# WHAT IS REQUIRED:
Find all lines in the listing that include the word "swing", then copy them.

# EXTRACTED RECORDS:
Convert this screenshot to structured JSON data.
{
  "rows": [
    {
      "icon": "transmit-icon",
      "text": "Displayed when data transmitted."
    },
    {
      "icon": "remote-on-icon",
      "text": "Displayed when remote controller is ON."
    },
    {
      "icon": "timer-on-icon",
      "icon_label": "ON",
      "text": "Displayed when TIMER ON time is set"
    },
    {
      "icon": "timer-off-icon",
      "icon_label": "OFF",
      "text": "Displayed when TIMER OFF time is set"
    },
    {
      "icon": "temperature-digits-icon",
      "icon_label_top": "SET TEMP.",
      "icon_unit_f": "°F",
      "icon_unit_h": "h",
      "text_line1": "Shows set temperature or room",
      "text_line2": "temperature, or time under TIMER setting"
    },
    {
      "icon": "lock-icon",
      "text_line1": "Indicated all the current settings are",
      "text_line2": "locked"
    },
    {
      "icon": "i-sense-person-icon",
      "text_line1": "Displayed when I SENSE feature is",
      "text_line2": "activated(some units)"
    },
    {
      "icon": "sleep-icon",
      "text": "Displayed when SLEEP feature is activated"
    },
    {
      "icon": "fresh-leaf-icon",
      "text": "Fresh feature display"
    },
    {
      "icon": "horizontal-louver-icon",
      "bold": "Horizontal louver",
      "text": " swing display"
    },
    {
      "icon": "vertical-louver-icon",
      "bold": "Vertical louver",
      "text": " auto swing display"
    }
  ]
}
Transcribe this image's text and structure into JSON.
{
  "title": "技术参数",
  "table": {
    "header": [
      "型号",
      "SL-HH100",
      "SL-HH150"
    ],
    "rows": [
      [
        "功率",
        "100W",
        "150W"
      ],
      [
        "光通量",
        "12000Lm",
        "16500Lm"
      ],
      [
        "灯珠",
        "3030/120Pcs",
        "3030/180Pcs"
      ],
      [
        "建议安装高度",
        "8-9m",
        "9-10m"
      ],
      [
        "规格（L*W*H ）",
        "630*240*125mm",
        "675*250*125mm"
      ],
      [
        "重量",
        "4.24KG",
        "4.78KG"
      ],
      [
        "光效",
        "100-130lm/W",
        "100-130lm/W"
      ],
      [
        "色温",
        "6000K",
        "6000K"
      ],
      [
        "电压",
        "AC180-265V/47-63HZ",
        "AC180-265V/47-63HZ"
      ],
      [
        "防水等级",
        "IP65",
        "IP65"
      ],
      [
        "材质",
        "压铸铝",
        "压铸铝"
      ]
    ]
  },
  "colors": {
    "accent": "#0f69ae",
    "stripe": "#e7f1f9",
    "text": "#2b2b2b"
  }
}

# RESULT OF THIS EXERCISE:
      "text": " swing display"
      "text": " auto swing display"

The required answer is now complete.